ページ抜粋.
━━━━

コマンドプロンプトを管理者として実行（手順：Windowsキーまたはスタートメニュー > cmd と入力 > 右クリック > 「管理者として実行」）し、以下を実行する


pip install -U torch torchvision torchaudio --index-url https://download.pytorch.org/whl/cu126
pip install basicsr opencv-python pillow numpy requests scikit-image

Real-ESRGAN超解像プログラム

このプログラムは、Real-ESRGAN技術を用いて動画の各フレームに対して超解像度化処理を実行する。動画入力、カメラ入力、サンプル動画に対応し、リアルタイム表示と品質評価指標（PSNR・SSIM）の計算を行う。処理結果は連番PNG形式で保存され、FFmpegを用いて音声付きMP4動画として出力される。

主要技術

Real-ESRGAN (Real-World Enhanced Super-Resolution Generative Adversarial Network)

Real-ESRGANは、超解像度技術である[1]。高次劣化モデリングプロセス（High-order degradation modeling）により、ノイズ、ぼけ、JPEG圧縮アーティファクト等の複雑な劣化を考慮した超解像度化を実現する[1][2]。

Residual-in-Residual Dense Block (RRDB)

RRDBは、ESRGANで導入されたニューラルネットワーク構造である[3]。多階層残差ネットワークと密結合を組み合わせ、Batch Normalizationを除去した構造を持つ。この構造により、より深く複雑なネットワークでの効果的な特徴抽出が可能となる[3][4]。

高次劣化モデリング

実世界の画像劣化は、カメラのブレ、センサーノイズ、JPEG圧縮、画像編集、インターネット送信等の複雑な組み合わせである[2]。Real-ESRGANでは、リンギングとオーバーシュートアーティファクトに対処するためのsincフィルタを導入している[1][2]。

技術的特徴

RRDBNetアーキテクチャ

プログラムで実装されているRRDBNetは、Residual Dense Block（RDB）を多階層化したRRDBを基本単位とする。各RDBは密結合畳み込み層で構成され、LeakyReLU活性化関数を使用する。グローバルスキップ接続により勾配消失問題を軽減し、深いネットワークでの安定した学習を実現する[4]。

マルチモデル対応

3種類の学習済みモデルを提供している：RealESRGAN_x2plus（12チャンネル入力、汎用実写画像向け）、RealESRGAN_x4plus（3チャンネル入力、標準品質）、RealESRGAN_x4plus_anime_6B（6ブロック構造、アニメ画像特化）。

実装の特色

リアルタイム品質評価

処理された各フレームに対してPSNR（Peak Signal-to-Noise Ratio）とSSIM（Structural Similarity Index Measure）を計算し、Lanczos4補間との比較による品質評価を実行する。

━━━━

データ抜粋.
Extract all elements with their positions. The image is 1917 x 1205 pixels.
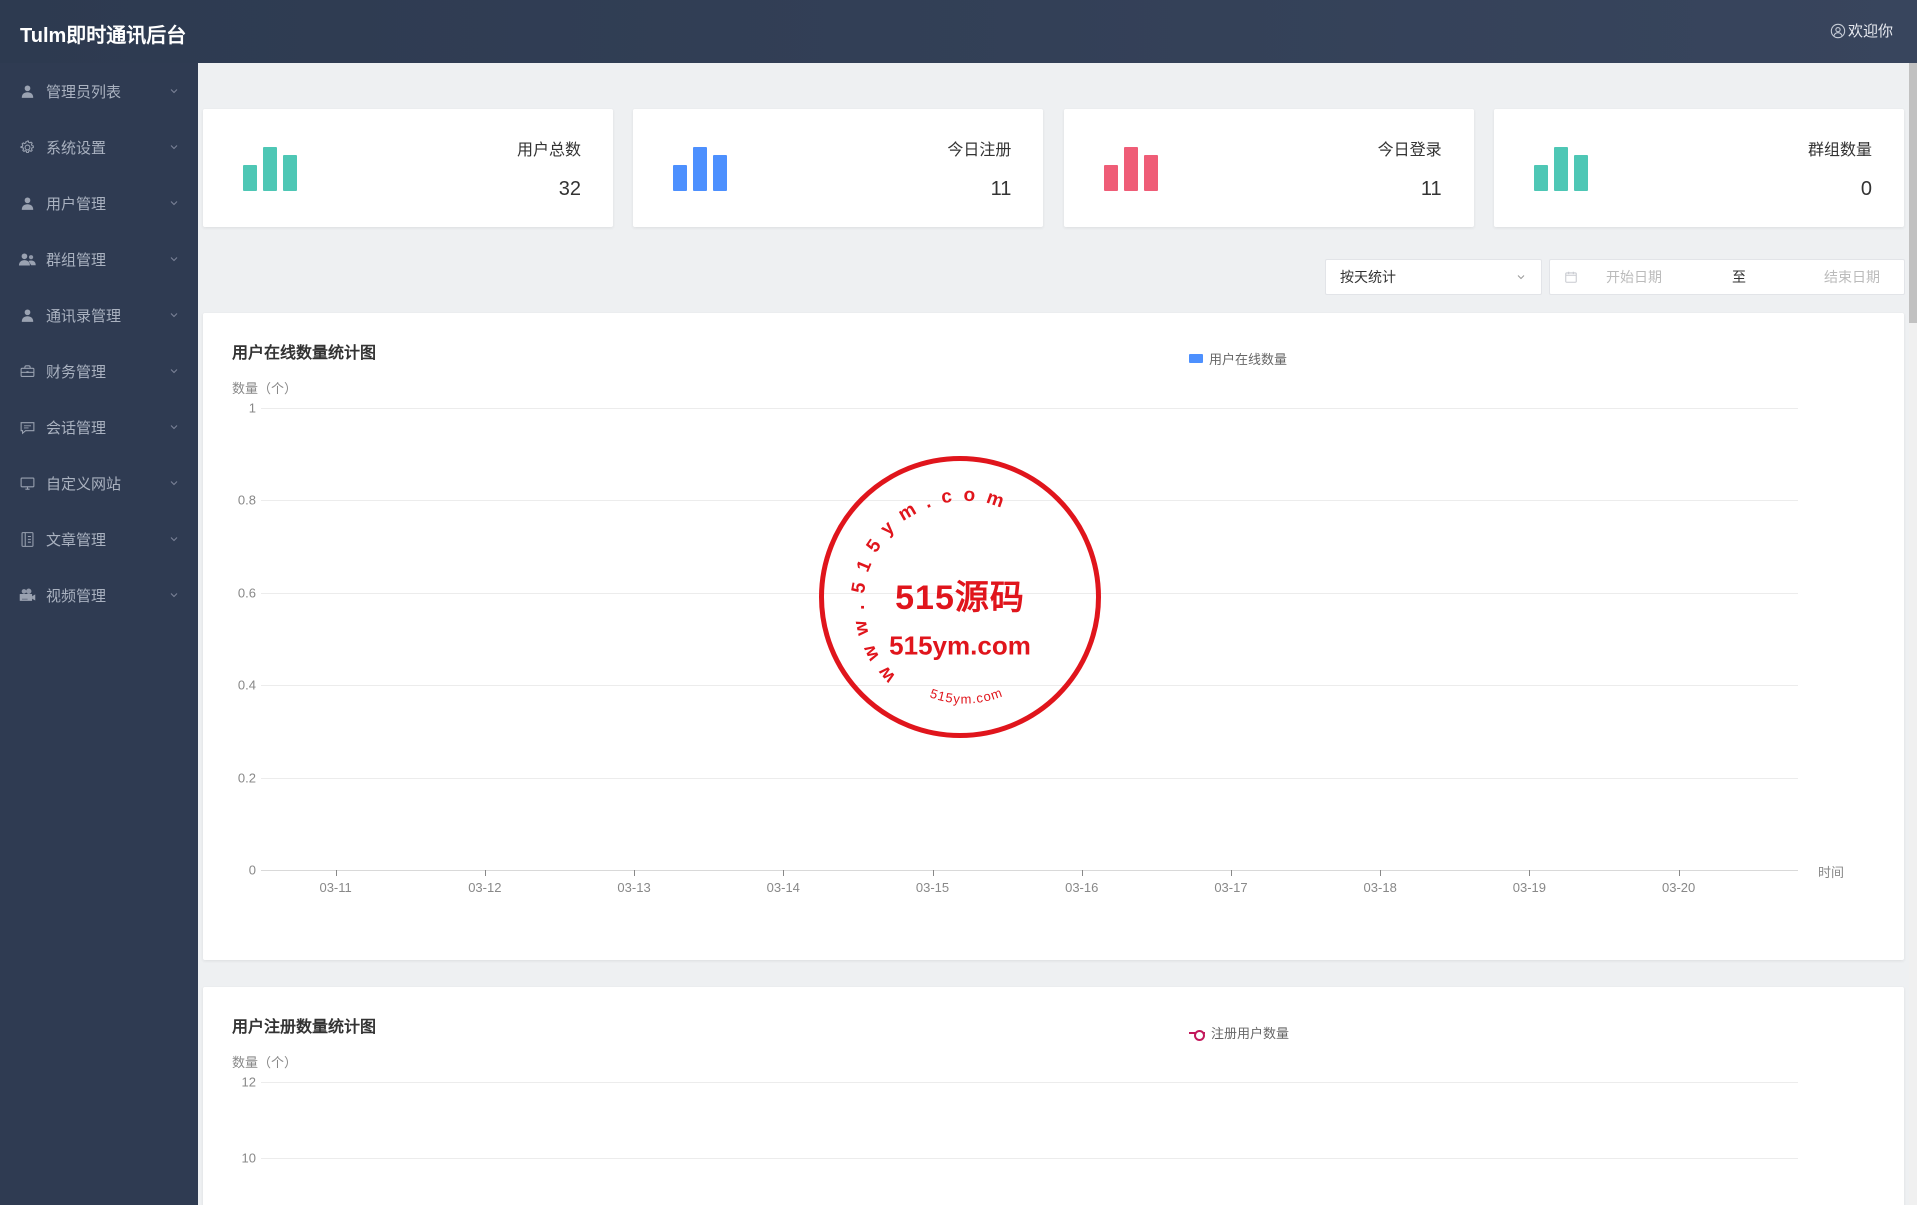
svg-text:515ym.com: 515ym.com (928, 685, 1005, 707)
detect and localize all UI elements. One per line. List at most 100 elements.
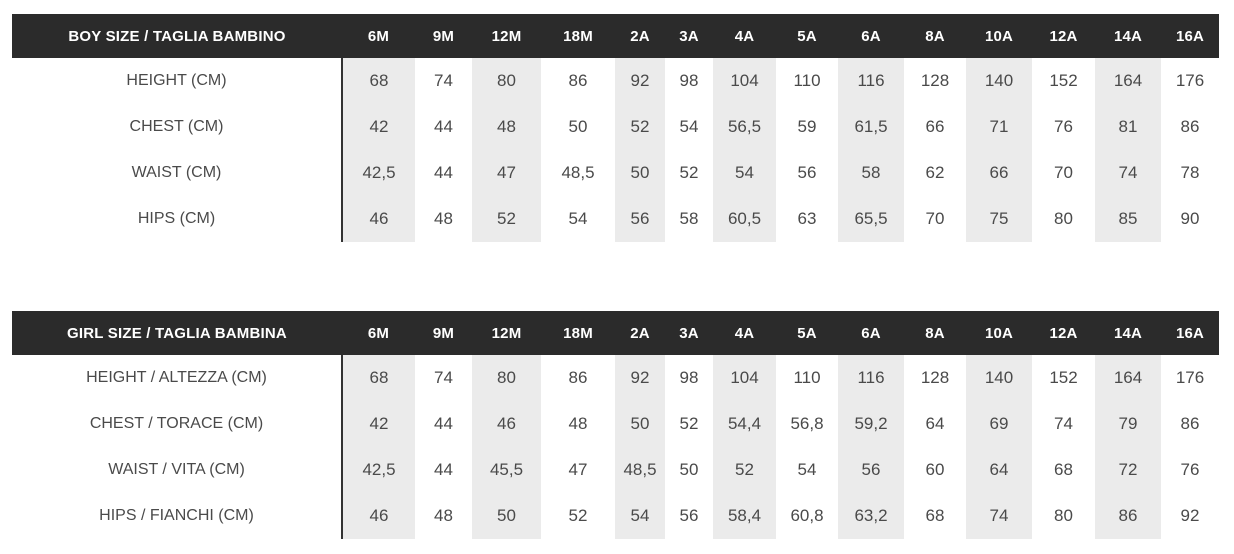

━━━━

課題文.
ページ抜粋によれば、RealESRGAN_x4plus_anime_6Bはどのような画像に特化したモデルか。

解答例.
アニメ画像に特化したモデルである。